(Records from a collection)
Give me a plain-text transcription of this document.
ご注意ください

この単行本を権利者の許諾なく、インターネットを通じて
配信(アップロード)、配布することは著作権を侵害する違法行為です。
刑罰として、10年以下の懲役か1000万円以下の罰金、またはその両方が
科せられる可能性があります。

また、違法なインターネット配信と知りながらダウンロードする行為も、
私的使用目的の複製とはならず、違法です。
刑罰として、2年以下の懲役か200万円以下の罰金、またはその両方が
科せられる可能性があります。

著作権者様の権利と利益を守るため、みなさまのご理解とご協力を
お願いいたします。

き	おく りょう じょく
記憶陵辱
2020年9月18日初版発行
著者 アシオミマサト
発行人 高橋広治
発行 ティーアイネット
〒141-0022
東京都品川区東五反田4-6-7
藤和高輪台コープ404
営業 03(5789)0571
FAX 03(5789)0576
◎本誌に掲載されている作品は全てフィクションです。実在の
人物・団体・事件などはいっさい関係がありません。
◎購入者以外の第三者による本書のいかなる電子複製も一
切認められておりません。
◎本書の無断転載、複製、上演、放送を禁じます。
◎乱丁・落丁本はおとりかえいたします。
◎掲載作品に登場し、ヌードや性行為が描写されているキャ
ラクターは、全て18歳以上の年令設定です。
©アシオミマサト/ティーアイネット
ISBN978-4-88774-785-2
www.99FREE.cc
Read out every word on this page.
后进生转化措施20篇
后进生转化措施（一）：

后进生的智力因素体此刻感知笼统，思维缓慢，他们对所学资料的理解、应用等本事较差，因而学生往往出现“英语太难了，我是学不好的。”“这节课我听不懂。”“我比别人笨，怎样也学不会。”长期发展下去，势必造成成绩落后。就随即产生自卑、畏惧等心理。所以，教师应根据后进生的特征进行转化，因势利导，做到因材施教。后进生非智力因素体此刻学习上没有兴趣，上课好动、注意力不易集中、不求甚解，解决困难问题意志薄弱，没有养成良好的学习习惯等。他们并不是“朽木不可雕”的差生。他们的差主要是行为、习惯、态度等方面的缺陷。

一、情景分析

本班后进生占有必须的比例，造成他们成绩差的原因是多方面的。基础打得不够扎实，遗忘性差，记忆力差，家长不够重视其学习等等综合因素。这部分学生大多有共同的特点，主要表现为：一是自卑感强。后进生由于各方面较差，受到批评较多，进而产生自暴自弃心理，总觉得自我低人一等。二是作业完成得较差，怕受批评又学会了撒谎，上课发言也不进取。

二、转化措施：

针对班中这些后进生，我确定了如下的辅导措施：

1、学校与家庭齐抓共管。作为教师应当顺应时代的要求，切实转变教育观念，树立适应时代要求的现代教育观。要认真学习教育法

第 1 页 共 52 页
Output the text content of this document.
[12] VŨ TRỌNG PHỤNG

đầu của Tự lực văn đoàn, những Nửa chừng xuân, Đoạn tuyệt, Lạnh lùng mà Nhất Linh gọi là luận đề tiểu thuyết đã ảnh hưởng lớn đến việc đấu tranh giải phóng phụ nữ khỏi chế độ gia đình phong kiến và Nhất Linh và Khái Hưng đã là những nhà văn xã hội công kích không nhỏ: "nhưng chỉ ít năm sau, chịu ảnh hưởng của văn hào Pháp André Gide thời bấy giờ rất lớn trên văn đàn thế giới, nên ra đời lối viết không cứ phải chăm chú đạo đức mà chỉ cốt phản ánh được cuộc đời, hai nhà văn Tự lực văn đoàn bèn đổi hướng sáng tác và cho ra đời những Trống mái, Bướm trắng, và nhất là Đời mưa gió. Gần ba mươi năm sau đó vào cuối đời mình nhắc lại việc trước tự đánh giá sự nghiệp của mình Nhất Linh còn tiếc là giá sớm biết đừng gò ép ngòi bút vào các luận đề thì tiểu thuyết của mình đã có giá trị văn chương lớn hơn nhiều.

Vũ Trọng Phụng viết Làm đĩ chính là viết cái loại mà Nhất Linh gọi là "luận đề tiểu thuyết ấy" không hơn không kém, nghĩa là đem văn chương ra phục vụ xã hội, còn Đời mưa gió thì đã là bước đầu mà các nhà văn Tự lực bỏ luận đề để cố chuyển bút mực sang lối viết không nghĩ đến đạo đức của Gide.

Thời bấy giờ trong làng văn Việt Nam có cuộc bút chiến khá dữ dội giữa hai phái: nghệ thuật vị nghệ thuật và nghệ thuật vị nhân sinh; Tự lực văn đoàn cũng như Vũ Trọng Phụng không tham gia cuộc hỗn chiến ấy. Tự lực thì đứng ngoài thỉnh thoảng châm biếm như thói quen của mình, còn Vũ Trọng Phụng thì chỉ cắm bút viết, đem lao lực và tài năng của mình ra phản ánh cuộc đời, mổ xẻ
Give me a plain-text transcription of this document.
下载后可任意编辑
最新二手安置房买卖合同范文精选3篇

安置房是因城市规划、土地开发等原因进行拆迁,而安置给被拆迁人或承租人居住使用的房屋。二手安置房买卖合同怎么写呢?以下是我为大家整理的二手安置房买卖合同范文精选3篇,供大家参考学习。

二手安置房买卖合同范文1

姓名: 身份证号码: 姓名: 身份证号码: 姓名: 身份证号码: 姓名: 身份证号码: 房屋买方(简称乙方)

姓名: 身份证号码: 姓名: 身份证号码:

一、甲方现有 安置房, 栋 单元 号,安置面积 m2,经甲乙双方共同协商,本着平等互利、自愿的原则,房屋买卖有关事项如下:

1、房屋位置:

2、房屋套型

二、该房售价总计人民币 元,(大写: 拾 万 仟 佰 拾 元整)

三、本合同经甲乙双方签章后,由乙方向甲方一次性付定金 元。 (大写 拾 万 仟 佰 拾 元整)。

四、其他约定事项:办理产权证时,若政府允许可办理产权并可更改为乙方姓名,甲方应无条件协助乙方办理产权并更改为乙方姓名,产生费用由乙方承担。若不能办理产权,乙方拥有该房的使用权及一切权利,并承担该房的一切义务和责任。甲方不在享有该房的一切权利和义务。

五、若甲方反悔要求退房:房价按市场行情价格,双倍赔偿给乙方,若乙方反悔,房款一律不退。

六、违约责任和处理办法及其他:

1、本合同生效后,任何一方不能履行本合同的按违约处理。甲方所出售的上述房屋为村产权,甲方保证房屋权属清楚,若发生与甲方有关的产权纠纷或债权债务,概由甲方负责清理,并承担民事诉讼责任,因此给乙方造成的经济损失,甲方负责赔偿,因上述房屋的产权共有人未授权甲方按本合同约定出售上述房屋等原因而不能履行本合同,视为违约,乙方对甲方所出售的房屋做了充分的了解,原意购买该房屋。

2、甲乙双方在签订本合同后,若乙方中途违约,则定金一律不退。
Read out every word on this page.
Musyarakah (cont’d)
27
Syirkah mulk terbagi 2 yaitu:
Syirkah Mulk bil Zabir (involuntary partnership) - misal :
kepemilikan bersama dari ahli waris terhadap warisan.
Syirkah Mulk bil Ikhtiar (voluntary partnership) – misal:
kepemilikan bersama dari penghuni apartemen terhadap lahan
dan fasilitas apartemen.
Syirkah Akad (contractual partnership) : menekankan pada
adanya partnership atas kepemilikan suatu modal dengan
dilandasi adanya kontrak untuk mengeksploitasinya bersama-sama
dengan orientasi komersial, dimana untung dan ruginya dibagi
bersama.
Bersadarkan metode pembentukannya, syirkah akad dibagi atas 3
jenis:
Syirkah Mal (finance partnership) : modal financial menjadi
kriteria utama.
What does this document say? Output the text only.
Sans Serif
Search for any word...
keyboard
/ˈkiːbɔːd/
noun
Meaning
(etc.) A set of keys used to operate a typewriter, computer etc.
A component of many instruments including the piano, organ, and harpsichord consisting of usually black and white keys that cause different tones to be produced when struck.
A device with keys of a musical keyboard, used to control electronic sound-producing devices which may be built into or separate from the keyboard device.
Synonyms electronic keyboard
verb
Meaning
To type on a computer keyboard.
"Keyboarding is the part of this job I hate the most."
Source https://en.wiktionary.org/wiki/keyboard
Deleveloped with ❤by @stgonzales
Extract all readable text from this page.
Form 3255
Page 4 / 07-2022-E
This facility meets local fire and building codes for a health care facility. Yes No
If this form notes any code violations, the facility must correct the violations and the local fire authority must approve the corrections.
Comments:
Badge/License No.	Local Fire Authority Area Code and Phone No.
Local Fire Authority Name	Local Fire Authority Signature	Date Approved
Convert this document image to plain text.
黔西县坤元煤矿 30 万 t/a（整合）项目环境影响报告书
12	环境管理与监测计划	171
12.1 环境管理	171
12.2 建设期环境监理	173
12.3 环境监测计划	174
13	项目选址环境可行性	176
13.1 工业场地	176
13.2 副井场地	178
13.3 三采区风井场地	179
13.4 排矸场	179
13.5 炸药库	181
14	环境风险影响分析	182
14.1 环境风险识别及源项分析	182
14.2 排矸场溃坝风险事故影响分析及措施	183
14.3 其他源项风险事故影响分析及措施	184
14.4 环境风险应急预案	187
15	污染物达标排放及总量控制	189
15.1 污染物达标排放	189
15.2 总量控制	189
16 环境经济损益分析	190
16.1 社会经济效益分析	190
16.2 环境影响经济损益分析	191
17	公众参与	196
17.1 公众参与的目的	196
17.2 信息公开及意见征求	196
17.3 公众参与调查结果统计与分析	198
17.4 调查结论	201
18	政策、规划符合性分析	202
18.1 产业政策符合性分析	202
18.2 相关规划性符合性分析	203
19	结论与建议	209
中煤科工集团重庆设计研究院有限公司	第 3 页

**REQUIREMENT:** Look through the entries above and list every line containing "atas".

**SOLUTION:**
adanya partnership atas kepemilikan suatu modal dengan
Bersadarkan metode pembentukannya, syirkah akad dibagi atas 3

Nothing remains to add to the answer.